◆ The request ◆
Filter the data below for the string "title" and copy each matching line.

◆ Records provided ◆
○ ○ ○ ○

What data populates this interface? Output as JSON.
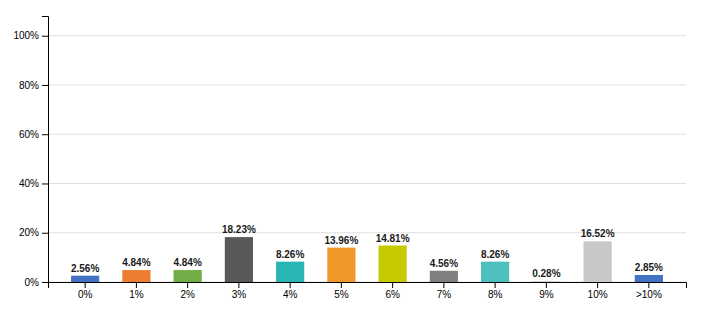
{
  "chart_data": {
    "type": "bar",
    "categories": [
      "0%",
      "1%",
      "2%",
      "3%",
      "4%",
      "5%",
      "6%",
      "7%",
      "8%",
      "9%",
      "10%",
      ">10%"
    ],
    "values": [
      2.56,
      4.84,
      4.84,
      18.23,
      8.26,
      13.96,
      14.81,
      4.56,
      8.26,
      0.28,
      16.52,
      2.85
    ],
    "value_labels": [
      "2.56%",
      "4.84%",
      "4.84%",
      "18.23%",
      "8.26%",
      "13.96%",
      "14.81%",
      "4.56%",
      "8.26%",
      "0.28%",
      "16.52%",
      "2.85%"
    ],
    "colors": [
      "#4472c4",
      "#ed7d31",
      "#70ad47",
      "#595959",
      "#2ab5b5",
      "#f0982a",
      "#c5c900",
      "#808080",
      "#4dbfbf",
      "#c0c0c0",
      "#c8c8c8",
      "#4472c4"
    ],
    "ylim": [
      0,
      108
    ],
    "yticks": [
      {
        "value": 0,
        "label": "0%"
      },
      {
        "value": 20,
        "label": "20%"
      },
      {
        "value": 40,
        "label": "40%"
      },
      {
        "value": 60,
        "label": "60%"
      },
      {
        "value": 80,
        "label": "80%"
      },
      {
        "value": 100,
        "label": "100%"
      }
    ],
    "grid": true,
    "data_labels": true
  }
}
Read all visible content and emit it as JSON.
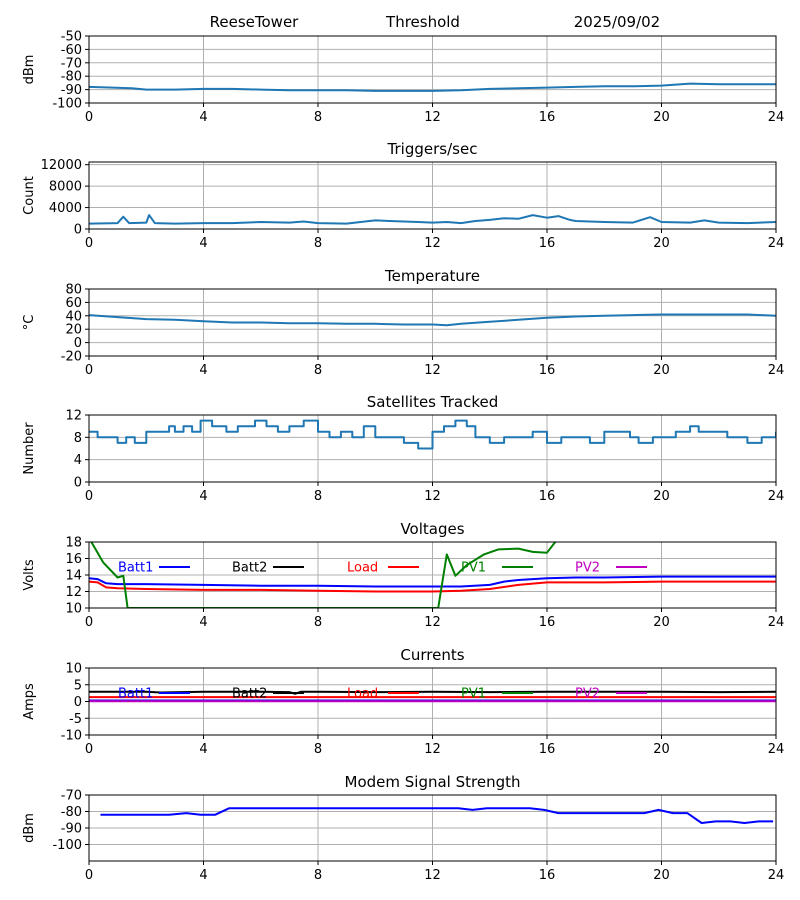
{
  "header": {
    "station": "ReeseTower",
    "mode": "Threshold",
    "date": "2025/09/02"
  },
  "colors": {
    "default_series": "#1f77b4",
    "batt1": "#0000ff",
    "batt2": "#000000",
    "load": "#ff0000",
    "pv1": "#008000",
    "pv2": "#bf00bf",
    "grid": "#b0b0b0"
  },
  "x_axis": {
    "range": [
      0,
      24
    ],
    "ticks": [
      "0",
      "4",
      "8",
      "12",
      "16",
      "20",
      "24"
    ]
  },
  "chart_data": [
    {
      "id": "threshold",
      "type": "line",
      "title": "",
      "ylabel": "dBm",
      "ylim": [
        -100,
        -50
      ],
      "yticks": [
        "-100",
        "-90",
        "-80",
        "-70",
        "-60",
        "-50"
      ],
      "grid": true,
      "series": [
        {
          "color_key": "default_series",
          "x": [
            0,
            1.5,
            2,
            3,
            4,
            5,
            6,
            7,
            8,
            9,
            10,
            11,
            12,
            13,
            14,
            15,
            16,
            17,
            18,
            19,
            20,
            21,
            22,
            23,
            24
          ],
          "y": [
            -88,
            -89,
            -90,
            -90,
            -89.5,
            -89.5,
            -90,
            -90.5,
            -90.5,
            -90.5,
            -91,
            -91,
            -91,
            -90.5,
            -89.5,
            -89,
            -88.5,
            -88,
            -87.5,
            -87.5,
            -87,
            -85.5,
            -86,
            -86,
            -86
          ]
        }
      ]
    },
    {
      "id": "triggers",
      "type": "line",
      "title": "Triggers/sec",
      "ylabel": "Count",
      "ylim": [
        0,
        12500
      ],
      "yticks": [
        "0",
        "4000",
        "8000",
        "12000"
      ],
      "grid": true,
      "series": [
        {
          "color_key": "default_series",
          "x": [
            0,
            1,
            1.2,
            1.4,
            2,
            2.1,
            2.3,
            3,
            4,
            5,
            6,
            7,
            7.5,
            8,
            9,
            9.8,
            10,
            10.5,
            11,
            11.5,
            12,
            12.5,
            13,
            13.5,
            14,
            14.5,
            15,
            15.5,
            16,
            16.4,
            16.8,
            17,
            18,
            19,
            19.6,
            20,
            21,
            21.5,
            22,
            23,
            24
          ],
          "y": [
            1000,
            1100,
            2300,
            1100,
            1200,
            2600,
            1100,
            1000,
            1100,
            1100,
            1300,
            1200,
            1400,
            1100,
            1000,
            1500,
            1600,
            1500,
            1400,
            1300,
            1200,
            1300,
            1100,
            1500,
            1700,
            2000,
            1900,
            2600,
            2100,
            2400,
            1700,
            1500,
            1300,
            1200,
            2200,
            1300,
            1200,
            1600,
            1200,
            1100,
            1300
          ]
        }
      ]
    },
    {
      "id": "temperature",
      "type": "line",
      "title": "Temperature",
      "ylabel": "°C",
      "ylim": [
        -20,
        80
      ],
      "yticks": [
        "-20",
        "0",
        "20",
        "40",
        "60",
        "80"
      ],
      "grid": true,
      "series": [
        {
          "color_key": "default_series",
          "x": [
            0,
            1,
            2,
            3,
            4,
            5,
            6,
            7,
            8,
            9,
            10,
            11,
            12,
            12.5,
            13,
            14,
            15,
            16,
            17,
            18,
            19,
            20,
            21,
            22,
            23,
            24
          ],
          "y": [
            41,
            38,
            35,
            34,
            32,
            30,
            30,
            29,
            29,
            28,
            28,
            27,
            27,
            26,
            28,
            31,
            34,
            37,
            39,
            40,
            41,
            42,
            42,
            42,
            42,
            40
          ]
        }
      ]
    },
    {
      "id": "satellites",
      "type": "line",
      "title": "Satellites Tracked",
      "ylabel": "Number",
      "ylim": [
        0,
        12
      ],
      "yticks": [
        "0",
        "4",
        "8",
        "12"
      ],
      "grid": true,
      "step": true,
      "series": [
        {
          "color_key": "default_series",
          "x": [
            0,
            0.3,
            0.8,
            1,
            1.3,
            1.6,
            2,
            2.5,
            2.8,
            3,
            3.3,
            3.6,
            3.9,
            4.3,
            4.8,
            5.2,
            5.8,
            6.2,
            6.6,
            7,
            7.5,
            8,
            8.4,
            8.8,
            9.2,
            9.6,
            10,
            10.4,
            11,
            11.5,
            11.7,
            12,
            12.4,
            12.8,
            13.2,
            13.5,
            14,
            14.5,
            15,
            15.5,
            16,
            16.5,
            17,
            17.5,
            18,
            18.5,
            18.9,
            19.2,
            19.7,
            20,
            20.5,
            21,
            21.3,
            21.8,
            22.3,
            22.7,
            23,
            23.5,
            24
          ],
          "y": [
            9,
            8,
            8,
            7,
            8,
            7,
            9,
            9,
            10,
            9,
            10,
            9,
            11,
            10,
            9,
            10,
            11,
            10,
            9,
            10,
            11,
            9,
            8,
            9,
            8,
            10,
            8,
            8,
            7,
            6,
            6,
            9,
            10,
            11,
            10,
            8,
            7,
            8,
            8,
            9,
            7,
            8,
            8,
            7,
            9,
            9,
            8,
            7,
            8,
            8,
            9,
            10,
            9,
            9,
            8,
            8,
            7,
            8,
            9
          ]
        }
      ]
    },
    {
      "id": "voltages",
      "type": "line",
      "title": "Voltages",
      "ylabel": "Volts",
      "ylim": [
        10,
        18
      ],
      "yticks": [
        "10",
        "12",
        "14",
        "16",
        "18"
      ],
      "grid": true,
      "series": [
        {
          "name": "Batt1",
          "color_key": "batt1",
          "x": [
            0,
            0.3,
            0.6,
            1,
            2,
            4,
            6,
            8,
            10,
            12,
            13,
            14,
            14.5,
            15,
            16,
            17,
            18,
            20,
            22,
            24
          ],
          "y": [
            13.6,
            13.5,
            13.0,
            12.9,
            12.9,
            12.8,
            12.7,
            12.7,
            12.6,
            12.6,
            12.6,
            12.8,
            13.2,
            13.4,
            13.6,
            13.7,
            13.7,
            13.8,
            13.8,
            13.8
          ]
        },
        {
          "name": "Batt2",
          "color_key": "batt2",
          "x": [],
          "y": []
        },
        {
          "name": "Load",
          "color_key": "load",
          "x": [
            0,
            0.3,
            0.6,
            1,
            2,
            4,
            6,
            8,
            10,
            12,
            13,
            14,
            15,
            16,
            18,
            20,
            22,
            24
          ],
          "y": [
            13.2,
            13.1,
            12.5,
            12.4,
            12.3,
            12.2,
            12.2,
            12.1,
            12.0,
            12.0,
            12.1,
            12.3,
            12.8,
            13.1,
            13.1,
            13.2,
            13.2,
            13.2
          ]
        },
        {
          "name": "PV1",
          "color_key": "pv1",
          "x": [
            0,
            0.5,
            1,
            1.2,
            1.35,
            12.2,
            12.5,
            12.8,
            13.2,
            13.8,
            14.3,
            15,
            15.5,
            16,
            16.4
          ],
          "y": [
            18.5,
            15.5,
            13.7,
            13.9,
            10,
            10,
            16.5,
            13.9,
            15.2,
            16.5,
            17.1,
            17.2,
            16.8,
            16.7,
            18.5
          ]
        },
        {
          "name": "PV2",
          "color_key": "pv2",
          "x": [],
          "y": []
        }
      ]
    },
    {
      "id": "currents",
      "type": "line",
      "title": "Currents",
      "ylabel": "Amps",
      "ylim": [
        -10,
        10
      ],
      "yticks": [
        "-10",
        "-5",
        "0",
        "5",
        "10"
      ],
      "grid": true,
      "series": [
        {
          "name": "Batt1",
          "color_key": "batt1",
          "x": [
            0,
            24
          ],
          "y": [
            0.3,
            0.3
          ]
        },
        {
          "name": "Batt2",
          "color_key": "batt2",
          "x": [
            0,
            2,
            2.5,
            4,
            6,
            7,
            7.2,
            7.4,
            8,
            10,
            12,
            14,
            16,
            18,
            20,
            22,
            24
          ],
          "y": [
            2.9,
            2.9,
            2.7,
            2.9,
            2.9,
            2.8,
            2.3,
            2.9,
            2.9,
            2.8,
            2.9,
            2.8,
            2.9,
            2.9,
            2.9,
            2.8,
            2.9
          ]
        },
        {
          "name": "Load",
          "color_key": "load",
          "x": [
            0,
            24
          ],
          "y": [
            1.3,
            1.3
          ]
        },
        {
          "name": "PV1",
          "color_key": "pv1",
          "x": [],
          "y": []
        },
        {
          "name": "PV2",
          "color_key": "pv2",
          "x": [
            0,
            24
          ],
          "y": [
            0.1,
            0.1
          ]
        }
      ]
    },
    {
      "id": "modem",
      "type": "line",
      "title": "Modem Signal Strength",
      "ylabel": "dBm",
      "ylim": [
        -110,
        -70
      ],
      "yticks": [
        "-100",
        "-90",
        "-80",
        "-70"
      ],
      "grid": true,
      "series": [
        {
          "color_key": "batt1",
          "x": [
            0.4,
            2.8,
            3.4,
            3.9,
            4.4,
            4.9,
            5.4,
            12.9,
            13.4,
            13.9,
            15.4,
            15.9,
            16.4,
            19.4,
            19.9,
            20.4,
            20.9,
            21.4,
            21.9,
            22.4,
            22.9,
            23.4,
            23.9
          ],
          "y": [
            -82,
            -82,
            -81,
            -82,
            -82,
            -78,
            -78,
            -78,
            -79,
            -78,
            -78,
            -79,
            -81,
            -81,
            -79,
            -81,
            -81,
            -87,
            -86,
            -86,
            -87,
            -86,
            -86
          ]
        }
      ]
    }
  ]
}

○ ○ ○ ○

◆ Result of this exercise ◆
      "title": "",
      "title": "Triggers/sec",
      "title": "Temperature",
      "title": "Satellites Tracked",
      "title": "Voltages",
      "title": "Currents",
      "title": "Modem Signal Strength",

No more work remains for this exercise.